- _DATASET_
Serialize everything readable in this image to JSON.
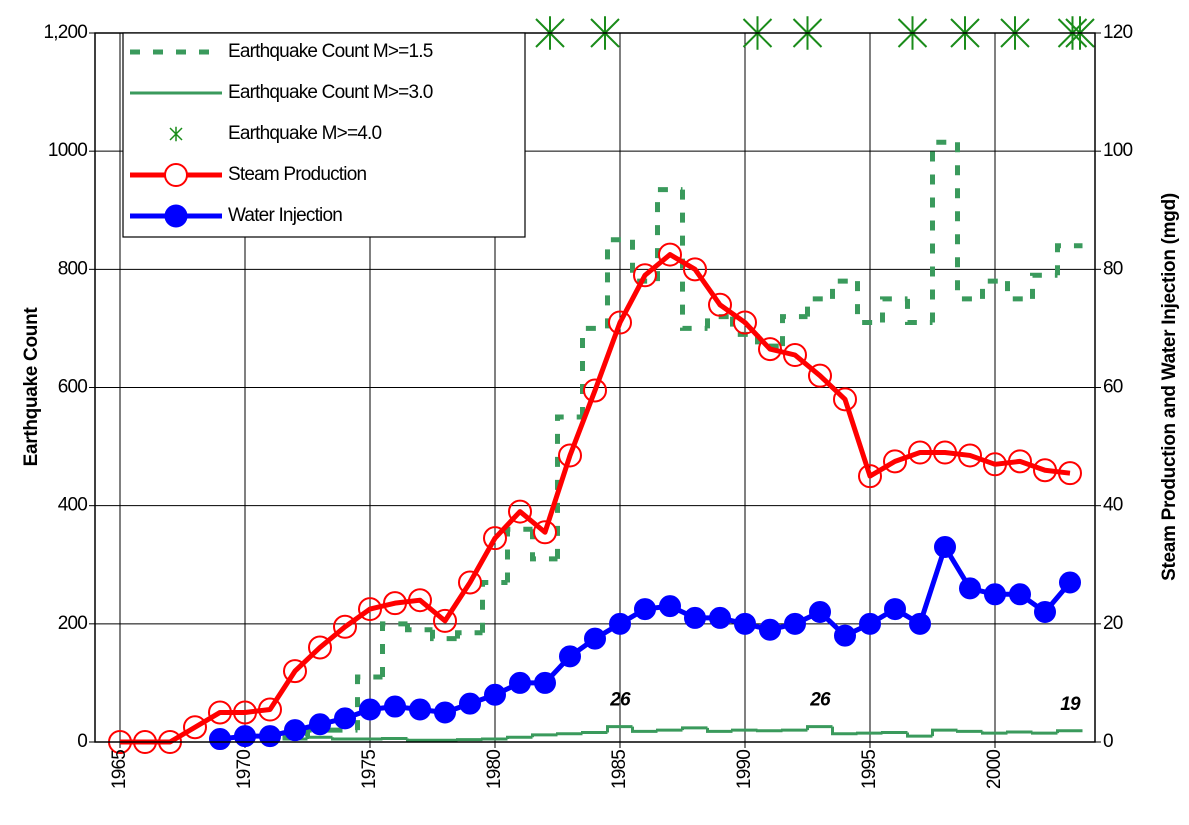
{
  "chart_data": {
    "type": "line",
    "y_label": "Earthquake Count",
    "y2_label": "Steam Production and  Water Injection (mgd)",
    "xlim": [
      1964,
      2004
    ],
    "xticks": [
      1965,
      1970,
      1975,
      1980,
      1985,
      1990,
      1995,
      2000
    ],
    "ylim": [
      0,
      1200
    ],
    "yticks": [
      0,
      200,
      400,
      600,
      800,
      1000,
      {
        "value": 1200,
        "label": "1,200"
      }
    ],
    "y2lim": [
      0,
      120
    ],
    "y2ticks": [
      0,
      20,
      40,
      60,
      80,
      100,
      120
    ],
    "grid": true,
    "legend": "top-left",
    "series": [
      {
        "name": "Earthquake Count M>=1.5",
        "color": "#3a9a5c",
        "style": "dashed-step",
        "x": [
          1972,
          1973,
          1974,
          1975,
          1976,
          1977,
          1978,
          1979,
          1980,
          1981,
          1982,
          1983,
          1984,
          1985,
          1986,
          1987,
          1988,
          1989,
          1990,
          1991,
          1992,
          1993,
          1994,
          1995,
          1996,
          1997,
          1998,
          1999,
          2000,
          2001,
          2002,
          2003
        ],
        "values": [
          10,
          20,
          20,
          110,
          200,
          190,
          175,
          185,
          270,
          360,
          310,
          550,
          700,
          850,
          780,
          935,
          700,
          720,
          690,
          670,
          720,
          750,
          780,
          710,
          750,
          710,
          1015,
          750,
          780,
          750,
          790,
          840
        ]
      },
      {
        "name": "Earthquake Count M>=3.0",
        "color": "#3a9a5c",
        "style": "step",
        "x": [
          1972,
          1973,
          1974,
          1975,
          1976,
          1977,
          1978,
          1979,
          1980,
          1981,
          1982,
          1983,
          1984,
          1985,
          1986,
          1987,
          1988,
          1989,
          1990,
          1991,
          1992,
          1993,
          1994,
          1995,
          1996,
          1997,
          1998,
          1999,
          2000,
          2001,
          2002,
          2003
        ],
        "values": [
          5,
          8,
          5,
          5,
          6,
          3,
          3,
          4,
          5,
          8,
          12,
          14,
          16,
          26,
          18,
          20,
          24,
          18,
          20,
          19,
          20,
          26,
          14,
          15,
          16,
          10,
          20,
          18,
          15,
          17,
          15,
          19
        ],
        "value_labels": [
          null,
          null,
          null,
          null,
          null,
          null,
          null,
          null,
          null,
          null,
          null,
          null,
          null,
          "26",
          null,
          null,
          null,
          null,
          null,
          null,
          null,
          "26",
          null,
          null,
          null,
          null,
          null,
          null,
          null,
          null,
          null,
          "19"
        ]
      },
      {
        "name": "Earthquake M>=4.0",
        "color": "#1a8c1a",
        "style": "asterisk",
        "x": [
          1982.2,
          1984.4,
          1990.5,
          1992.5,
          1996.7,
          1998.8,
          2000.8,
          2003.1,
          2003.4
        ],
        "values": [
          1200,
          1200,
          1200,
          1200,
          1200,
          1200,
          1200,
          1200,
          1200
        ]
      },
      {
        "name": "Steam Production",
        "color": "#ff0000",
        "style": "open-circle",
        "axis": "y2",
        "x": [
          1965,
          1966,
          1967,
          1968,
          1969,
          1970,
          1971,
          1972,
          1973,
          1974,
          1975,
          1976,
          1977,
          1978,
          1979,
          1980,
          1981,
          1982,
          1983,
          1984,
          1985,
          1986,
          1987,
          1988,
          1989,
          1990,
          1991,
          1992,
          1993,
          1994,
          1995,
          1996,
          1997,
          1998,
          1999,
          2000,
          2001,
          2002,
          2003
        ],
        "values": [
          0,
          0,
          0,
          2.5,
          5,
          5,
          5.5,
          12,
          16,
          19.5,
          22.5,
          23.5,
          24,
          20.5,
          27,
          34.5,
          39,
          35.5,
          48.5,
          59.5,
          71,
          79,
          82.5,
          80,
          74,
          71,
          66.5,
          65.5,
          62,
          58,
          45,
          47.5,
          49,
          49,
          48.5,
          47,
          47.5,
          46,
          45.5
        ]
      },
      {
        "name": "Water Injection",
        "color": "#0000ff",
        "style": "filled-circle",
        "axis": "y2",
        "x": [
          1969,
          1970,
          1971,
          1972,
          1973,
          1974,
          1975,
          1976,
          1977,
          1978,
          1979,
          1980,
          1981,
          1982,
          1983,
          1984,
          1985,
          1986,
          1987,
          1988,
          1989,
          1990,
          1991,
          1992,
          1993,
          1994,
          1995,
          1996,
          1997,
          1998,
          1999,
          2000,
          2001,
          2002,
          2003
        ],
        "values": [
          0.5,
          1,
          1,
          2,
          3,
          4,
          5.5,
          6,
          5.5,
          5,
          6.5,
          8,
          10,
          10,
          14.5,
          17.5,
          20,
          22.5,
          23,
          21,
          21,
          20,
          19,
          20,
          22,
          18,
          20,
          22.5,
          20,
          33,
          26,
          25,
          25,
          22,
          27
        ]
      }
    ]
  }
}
* * *
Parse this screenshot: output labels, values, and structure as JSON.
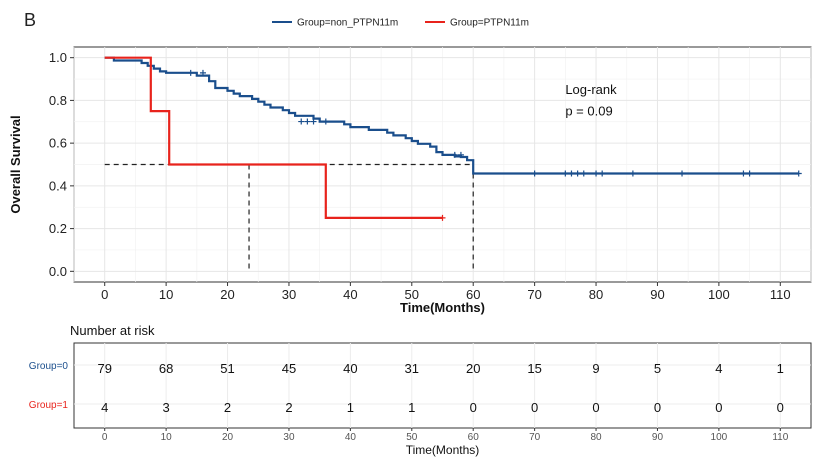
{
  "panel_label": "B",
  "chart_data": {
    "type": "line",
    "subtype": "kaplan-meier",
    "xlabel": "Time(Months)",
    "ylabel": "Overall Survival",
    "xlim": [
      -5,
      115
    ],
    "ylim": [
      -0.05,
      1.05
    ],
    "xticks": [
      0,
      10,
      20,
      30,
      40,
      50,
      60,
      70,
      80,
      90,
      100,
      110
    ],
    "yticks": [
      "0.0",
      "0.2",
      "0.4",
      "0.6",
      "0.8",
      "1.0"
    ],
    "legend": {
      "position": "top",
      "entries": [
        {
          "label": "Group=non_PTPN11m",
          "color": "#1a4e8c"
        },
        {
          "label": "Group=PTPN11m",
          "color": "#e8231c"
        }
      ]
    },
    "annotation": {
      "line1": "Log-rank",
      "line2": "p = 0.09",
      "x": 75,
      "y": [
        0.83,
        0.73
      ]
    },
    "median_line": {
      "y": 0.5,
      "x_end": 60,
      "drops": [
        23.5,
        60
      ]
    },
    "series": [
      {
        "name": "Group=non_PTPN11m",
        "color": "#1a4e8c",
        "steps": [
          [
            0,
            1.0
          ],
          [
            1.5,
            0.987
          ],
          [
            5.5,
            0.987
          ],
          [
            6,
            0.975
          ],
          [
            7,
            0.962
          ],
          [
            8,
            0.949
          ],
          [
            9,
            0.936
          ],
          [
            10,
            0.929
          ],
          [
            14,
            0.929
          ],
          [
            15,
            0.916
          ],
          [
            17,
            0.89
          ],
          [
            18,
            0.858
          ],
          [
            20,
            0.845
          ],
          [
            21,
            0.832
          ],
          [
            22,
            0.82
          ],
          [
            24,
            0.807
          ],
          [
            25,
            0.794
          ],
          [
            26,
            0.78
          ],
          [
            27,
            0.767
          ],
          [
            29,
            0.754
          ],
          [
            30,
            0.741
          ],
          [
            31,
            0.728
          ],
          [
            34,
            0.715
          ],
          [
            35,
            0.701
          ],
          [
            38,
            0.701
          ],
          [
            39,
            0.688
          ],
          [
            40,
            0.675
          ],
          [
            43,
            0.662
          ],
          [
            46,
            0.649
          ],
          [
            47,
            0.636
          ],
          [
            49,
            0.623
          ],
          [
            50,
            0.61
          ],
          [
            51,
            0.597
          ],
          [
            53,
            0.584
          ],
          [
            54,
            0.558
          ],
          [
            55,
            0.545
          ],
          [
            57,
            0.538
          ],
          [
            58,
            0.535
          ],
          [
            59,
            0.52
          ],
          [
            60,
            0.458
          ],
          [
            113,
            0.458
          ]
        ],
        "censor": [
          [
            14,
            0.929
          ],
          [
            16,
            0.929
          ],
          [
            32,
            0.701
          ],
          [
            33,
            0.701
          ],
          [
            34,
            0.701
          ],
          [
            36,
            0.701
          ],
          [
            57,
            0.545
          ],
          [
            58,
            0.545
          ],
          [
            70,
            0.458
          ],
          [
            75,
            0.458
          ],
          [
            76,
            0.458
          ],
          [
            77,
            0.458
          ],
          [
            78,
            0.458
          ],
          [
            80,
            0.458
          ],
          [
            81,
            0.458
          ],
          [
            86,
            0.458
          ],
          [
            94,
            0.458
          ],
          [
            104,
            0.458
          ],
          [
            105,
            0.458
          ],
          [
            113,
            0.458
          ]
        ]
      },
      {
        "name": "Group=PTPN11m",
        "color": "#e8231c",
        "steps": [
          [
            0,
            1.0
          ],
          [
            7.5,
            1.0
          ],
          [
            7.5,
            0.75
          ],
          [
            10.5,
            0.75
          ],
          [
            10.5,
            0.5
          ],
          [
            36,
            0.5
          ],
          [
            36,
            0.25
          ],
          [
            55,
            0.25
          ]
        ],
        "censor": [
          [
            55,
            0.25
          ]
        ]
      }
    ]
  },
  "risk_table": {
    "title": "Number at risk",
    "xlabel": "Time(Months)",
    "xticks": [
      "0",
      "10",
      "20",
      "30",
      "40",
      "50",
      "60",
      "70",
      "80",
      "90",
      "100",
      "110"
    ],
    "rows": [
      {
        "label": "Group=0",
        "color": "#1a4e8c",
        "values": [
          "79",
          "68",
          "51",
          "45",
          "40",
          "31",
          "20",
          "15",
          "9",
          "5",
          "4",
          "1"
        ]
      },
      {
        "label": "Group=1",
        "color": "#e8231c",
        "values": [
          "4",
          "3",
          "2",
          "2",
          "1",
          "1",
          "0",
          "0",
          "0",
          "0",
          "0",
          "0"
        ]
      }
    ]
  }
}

- _REQUIRED TASK_
Identify the lines of the data that contain the word "circle". Copy each of them.

- _FULL RESPONSE_
        "style": "open-circle",
        "style": "filled-circle",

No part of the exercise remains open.